● **Exercise**:
In the lines below, find how many contain the word "text" and report that figure alone.

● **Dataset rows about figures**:
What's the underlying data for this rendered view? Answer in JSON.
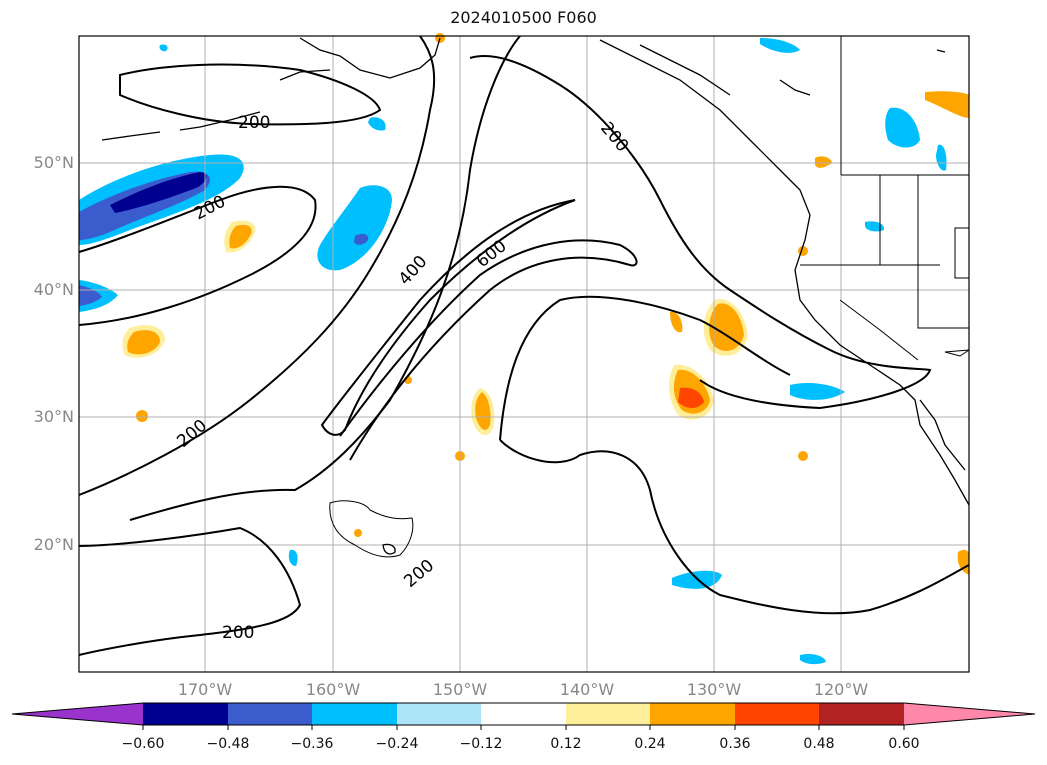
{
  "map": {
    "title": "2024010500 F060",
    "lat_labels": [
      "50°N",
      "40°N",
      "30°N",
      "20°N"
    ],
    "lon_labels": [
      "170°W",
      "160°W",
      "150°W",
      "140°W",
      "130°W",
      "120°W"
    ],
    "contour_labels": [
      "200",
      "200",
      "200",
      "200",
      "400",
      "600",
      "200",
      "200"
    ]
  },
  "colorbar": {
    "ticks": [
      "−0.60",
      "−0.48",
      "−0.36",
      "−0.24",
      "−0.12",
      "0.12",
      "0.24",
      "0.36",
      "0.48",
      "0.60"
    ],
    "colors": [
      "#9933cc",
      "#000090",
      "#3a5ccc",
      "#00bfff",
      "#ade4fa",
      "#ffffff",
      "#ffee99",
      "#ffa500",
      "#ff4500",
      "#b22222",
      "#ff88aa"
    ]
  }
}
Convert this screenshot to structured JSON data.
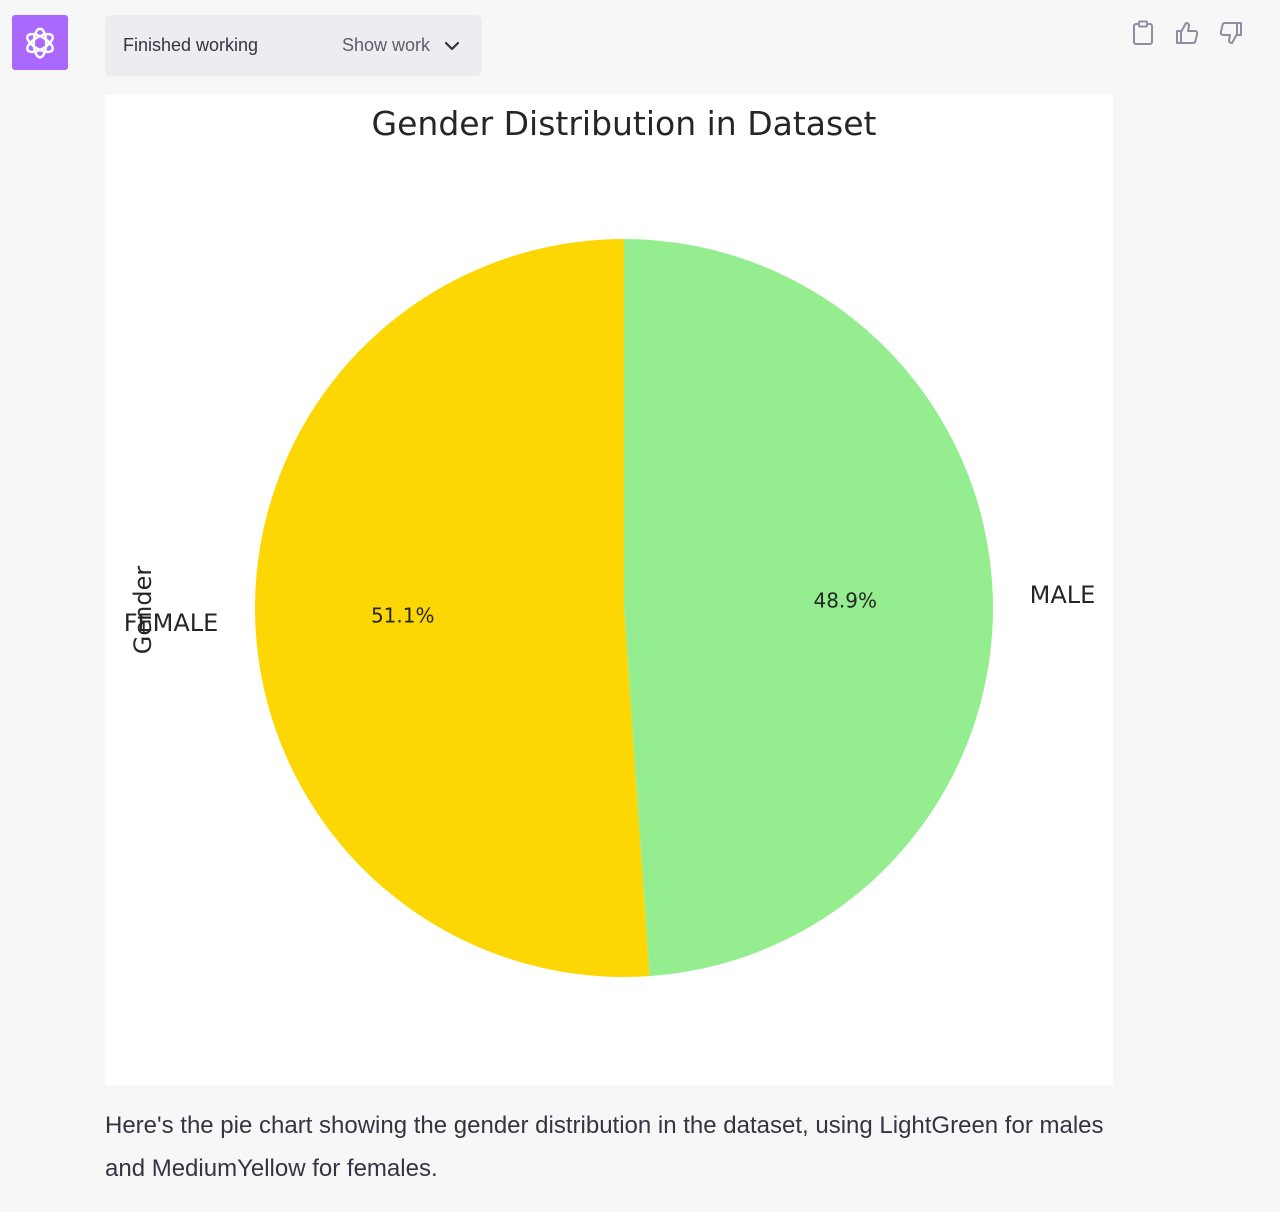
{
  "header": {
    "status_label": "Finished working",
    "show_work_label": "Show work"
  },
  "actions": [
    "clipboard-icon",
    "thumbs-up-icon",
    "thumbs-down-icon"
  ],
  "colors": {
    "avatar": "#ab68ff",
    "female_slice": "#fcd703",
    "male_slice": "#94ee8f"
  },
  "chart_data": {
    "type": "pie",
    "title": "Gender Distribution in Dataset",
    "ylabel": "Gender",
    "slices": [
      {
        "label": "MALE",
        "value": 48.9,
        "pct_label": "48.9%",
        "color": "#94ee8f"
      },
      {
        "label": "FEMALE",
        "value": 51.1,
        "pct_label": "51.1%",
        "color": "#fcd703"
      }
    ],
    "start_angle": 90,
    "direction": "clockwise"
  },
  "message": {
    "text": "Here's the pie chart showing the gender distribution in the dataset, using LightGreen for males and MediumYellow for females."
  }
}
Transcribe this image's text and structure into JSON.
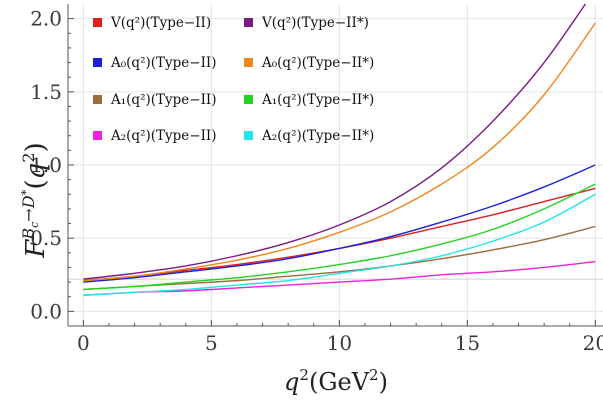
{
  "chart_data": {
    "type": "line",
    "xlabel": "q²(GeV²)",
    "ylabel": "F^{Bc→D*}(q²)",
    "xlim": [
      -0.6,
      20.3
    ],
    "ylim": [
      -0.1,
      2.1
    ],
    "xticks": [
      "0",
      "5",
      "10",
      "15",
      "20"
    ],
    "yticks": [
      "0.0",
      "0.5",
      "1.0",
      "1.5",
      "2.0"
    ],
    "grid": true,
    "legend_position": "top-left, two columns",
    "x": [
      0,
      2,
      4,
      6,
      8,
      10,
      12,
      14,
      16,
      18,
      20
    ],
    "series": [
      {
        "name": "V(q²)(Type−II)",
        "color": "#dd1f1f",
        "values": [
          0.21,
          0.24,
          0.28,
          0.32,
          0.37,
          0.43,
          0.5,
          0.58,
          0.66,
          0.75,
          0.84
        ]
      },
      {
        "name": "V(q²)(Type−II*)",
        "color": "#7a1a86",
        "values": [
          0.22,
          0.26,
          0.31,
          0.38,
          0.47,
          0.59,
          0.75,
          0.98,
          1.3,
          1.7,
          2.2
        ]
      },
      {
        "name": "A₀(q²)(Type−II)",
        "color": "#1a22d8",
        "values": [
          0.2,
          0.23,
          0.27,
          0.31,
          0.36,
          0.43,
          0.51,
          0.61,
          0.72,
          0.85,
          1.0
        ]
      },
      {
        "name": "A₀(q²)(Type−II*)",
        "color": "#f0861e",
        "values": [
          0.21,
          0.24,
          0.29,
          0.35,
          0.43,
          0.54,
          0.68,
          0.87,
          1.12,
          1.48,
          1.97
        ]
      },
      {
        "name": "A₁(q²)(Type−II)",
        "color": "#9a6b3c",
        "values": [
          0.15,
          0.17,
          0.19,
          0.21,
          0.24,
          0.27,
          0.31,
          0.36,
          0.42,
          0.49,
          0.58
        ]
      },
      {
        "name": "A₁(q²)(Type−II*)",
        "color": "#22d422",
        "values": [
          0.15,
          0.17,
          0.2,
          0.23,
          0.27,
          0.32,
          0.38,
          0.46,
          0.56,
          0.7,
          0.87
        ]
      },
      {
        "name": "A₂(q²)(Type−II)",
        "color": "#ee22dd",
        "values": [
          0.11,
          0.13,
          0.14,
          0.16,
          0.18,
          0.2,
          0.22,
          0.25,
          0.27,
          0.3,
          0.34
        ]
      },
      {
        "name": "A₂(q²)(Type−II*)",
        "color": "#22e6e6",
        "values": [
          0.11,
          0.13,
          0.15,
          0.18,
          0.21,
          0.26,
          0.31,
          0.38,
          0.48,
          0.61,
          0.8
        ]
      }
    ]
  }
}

● **The answer**:
2